• Given task: Check each line of the records below and collect those that include the word "JSON".

• Data to use:

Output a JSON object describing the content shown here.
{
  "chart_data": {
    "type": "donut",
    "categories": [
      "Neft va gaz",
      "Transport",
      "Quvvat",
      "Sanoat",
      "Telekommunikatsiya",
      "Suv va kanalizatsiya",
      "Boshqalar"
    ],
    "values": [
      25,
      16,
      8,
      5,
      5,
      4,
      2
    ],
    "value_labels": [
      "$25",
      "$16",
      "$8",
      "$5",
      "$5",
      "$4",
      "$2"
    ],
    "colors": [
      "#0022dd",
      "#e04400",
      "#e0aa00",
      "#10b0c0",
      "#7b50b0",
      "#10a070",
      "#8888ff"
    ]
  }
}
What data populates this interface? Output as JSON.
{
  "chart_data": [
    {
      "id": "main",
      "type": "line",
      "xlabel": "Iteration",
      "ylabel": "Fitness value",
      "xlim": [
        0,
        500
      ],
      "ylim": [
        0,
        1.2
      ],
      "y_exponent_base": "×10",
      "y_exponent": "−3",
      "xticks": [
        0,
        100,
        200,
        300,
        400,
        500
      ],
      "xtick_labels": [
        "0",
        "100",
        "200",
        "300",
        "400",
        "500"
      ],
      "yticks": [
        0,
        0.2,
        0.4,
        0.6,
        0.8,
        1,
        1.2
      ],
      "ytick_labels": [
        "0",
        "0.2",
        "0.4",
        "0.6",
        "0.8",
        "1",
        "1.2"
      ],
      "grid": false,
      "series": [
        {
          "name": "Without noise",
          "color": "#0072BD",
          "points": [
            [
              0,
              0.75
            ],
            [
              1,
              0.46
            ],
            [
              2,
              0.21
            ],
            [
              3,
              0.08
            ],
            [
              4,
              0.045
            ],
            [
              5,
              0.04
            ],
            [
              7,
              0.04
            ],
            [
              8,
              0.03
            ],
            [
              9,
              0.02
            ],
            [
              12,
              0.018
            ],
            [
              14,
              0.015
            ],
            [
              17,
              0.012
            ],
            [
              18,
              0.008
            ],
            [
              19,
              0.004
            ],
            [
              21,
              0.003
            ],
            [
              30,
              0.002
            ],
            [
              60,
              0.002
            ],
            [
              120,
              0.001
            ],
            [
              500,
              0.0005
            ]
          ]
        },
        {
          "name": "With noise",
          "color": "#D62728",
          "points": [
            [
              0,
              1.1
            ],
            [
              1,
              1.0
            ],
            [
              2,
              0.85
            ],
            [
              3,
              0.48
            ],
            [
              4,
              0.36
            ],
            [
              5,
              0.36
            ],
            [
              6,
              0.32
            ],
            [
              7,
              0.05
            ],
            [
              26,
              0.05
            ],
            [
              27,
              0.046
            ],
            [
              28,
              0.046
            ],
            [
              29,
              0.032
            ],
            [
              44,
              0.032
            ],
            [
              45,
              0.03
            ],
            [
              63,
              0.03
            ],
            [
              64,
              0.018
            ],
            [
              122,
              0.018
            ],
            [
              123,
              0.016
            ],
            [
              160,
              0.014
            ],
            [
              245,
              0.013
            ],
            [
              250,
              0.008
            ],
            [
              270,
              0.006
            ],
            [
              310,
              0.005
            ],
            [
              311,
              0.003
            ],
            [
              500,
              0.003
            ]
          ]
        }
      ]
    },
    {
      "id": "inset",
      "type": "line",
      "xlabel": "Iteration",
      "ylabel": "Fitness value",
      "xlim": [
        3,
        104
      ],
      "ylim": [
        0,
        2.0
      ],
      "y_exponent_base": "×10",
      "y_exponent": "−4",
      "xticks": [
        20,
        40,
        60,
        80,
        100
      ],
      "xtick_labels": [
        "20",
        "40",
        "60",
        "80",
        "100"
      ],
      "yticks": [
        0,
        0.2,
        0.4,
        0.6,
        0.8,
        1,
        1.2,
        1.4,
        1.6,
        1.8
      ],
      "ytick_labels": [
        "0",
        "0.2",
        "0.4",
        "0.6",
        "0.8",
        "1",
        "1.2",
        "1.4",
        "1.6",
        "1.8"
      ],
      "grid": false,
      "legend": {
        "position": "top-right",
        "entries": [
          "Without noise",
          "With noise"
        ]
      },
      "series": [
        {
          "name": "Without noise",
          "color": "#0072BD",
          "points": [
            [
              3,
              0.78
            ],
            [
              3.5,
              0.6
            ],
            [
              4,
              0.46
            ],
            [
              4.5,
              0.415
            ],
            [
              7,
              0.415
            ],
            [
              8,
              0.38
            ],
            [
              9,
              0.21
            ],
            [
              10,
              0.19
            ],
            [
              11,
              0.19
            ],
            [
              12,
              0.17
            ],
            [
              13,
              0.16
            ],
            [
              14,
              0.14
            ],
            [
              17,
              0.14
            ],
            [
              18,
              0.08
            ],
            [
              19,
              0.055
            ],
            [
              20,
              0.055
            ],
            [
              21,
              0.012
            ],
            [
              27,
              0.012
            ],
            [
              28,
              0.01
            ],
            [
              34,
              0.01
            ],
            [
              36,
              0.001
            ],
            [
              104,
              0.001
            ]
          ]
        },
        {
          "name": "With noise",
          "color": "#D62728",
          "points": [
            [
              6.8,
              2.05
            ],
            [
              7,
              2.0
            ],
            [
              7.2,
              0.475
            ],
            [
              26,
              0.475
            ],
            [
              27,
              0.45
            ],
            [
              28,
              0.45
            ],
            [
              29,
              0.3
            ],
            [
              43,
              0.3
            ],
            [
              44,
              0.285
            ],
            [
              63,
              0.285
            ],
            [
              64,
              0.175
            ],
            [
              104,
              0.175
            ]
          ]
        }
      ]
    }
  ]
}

• Written solution:
Output a JSON object describing the content shown here.
What data populates this interface? Output as JSON.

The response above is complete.